■ **What this task involves**: Whenever a line below holds the word "swatches", copy that line.

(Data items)

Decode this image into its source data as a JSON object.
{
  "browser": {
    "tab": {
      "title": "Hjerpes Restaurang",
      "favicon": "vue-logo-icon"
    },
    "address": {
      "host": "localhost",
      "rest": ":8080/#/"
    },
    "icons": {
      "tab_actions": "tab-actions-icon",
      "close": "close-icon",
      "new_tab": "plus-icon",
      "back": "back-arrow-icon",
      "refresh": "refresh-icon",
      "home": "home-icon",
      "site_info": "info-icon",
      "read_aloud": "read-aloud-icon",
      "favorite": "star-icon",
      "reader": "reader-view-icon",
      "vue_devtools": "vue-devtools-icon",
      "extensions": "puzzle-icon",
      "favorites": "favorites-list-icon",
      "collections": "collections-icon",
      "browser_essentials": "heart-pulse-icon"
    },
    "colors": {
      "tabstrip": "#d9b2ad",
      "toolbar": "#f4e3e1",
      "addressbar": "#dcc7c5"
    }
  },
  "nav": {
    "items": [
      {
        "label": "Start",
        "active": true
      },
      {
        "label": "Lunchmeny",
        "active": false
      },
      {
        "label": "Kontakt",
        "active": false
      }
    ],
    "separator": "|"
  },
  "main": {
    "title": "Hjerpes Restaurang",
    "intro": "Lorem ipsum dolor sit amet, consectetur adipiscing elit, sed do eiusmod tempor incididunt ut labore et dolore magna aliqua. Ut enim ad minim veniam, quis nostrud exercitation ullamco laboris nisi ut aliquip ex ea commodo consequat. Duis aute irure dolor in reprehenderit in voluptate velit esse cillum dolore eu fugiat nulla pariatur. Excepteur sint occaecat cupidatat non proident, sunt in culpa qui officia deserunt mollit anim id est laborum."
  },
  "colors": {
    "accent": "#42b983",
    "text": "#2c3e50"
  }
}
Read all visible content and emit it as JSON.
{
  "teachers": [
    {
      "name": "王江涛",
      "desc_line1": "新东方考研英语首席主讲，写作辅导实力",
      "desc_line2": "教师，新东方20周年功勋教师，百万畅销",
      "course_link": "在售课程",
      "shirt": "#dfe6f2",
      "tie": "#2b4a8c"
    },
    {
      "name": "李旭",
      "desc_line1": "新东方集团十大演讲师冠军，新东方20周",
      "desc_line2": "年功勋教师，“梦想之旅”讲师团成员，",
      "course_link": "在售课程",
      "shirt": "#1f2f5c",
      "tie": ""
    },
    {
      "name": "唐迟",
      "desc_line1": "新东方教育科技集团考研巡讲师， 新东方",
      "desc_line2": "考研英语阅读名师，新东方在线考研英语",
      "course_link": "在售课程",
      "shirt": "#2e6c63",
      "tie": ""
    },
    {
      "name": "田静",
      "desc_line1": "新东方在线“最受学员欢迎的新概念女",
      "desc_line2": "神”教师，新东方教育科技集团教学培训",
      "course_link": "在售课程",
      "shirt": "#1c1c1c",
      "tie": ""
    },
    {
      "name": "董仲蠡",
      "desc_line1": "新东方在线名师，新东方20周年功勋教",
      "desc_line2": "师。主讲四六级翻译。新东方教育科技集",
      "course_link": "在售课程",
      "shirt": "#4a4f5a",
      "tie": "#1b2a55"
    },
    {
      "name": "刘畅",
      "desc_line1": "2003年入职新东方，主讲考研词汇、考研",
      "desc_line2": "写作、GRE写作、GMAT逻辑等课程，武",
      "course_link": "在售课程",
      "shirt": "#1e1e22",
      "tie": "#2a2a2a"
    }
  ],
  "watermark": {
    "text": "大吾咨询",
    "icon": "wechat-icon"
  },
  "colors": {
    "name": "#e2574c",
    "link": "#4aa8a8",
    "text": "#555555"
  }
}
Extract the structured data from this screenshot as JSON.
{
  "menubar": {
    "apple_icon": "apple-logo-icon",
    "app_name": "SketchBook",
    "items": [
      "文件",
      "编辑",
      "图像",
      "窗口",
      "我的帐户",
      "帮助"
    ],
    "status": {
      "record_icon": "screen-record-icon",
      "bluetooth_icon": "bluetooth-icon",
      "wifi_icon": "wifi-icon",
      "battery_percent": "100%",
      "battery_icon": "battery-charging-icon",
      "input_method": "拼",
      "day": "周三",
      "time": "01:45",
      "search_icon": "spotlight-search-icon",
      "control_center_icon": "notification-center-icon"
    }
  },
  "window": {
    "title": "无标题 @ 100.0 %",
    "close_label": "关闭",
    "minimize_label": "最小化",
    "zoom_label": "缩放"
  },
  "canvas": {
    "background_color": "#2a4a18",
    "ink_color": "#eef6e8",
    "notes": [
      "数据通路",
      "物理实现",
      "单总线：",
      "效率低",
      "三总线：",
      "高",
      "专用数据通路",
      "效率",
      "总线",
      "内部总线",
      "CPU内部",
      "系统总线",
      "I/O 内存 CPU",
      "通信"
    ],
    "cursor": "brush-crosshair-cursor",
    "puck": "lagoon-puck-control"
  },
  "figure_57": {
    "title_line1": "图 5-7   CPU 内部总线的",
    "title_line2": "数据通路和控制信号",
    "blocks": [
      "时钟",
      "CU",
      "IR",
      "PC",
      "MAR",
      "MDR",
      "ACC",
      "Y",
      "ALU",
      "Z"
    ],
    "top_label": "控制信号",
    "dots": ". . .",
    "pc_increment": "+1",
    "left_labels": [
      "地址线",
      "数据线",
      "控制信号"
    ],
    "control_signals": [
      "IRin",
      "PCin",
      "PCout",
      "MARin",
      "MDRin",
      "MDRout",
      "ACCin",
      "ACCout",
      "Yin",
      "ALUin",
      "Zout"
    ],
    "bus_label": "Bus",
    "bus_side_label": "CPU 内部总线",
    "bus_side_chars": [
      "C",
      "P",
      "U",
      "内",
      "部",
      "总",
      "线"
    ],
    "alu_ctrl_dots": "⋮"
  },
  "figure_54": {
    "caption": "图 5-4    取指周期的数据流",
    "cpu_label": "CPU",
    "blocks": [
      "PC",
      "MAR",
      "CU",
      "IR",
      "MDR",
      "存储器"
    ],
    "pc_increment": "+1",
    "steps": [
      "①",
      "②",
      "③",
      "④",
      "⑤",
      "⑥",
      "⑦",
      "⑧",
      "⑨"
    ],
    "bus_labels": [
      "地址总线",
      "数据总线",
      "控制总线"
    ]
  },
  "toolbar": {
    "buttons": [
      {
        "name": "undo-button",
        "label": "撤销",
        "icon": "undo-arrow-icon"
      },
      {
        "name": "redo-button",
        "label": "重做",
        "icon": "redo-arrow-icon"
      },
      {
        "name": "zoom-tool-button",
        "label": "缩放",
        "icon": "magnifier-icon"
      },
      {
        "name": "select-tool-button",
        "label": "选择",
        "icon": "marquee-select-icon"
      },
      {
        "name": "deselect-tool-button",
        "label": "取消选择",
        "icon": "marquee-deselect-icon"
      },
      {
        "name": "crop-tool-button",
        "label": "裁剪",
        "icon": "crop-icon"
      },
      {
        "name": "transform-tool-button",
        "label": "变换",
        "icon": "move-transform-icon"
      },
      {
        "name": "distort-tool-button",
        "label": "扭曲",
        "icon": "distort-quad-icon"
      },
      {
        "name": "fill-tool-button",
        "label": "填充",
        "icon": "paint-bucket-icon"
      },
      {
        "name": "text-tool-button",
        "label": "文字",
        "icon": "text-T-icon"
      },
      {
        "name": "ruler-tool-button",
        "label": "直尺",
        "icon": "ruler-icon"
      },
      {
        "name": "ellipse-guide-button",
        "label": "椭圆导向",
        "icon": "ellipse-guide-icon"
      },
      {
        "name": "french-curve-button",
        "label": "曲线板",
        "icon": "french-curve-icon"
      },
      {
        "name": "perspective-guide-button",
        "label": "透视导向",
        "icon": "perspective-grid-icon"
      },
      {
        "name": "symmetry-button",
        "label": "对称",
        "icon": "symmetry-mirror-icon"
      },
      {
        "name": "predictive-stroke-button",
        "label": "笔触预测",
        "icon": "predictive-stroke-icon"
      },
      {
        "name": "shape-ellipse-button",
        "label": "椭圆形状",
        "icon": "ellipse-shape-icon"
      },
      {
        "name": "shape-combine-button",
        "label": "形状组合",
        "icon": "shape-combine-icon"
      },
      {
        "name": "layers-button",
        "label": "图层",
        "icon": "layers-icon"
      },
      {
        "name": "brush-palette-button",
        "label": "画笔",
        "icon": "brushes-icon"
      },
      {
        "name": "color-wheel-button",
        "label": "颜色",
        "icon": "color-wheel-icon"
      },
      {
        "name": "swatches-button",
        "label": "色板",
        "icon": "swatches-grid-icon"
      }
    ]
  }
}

■ **Response to this exercise**:
        "name": "swatches-button",
        "icon": "swatches-grid-icon"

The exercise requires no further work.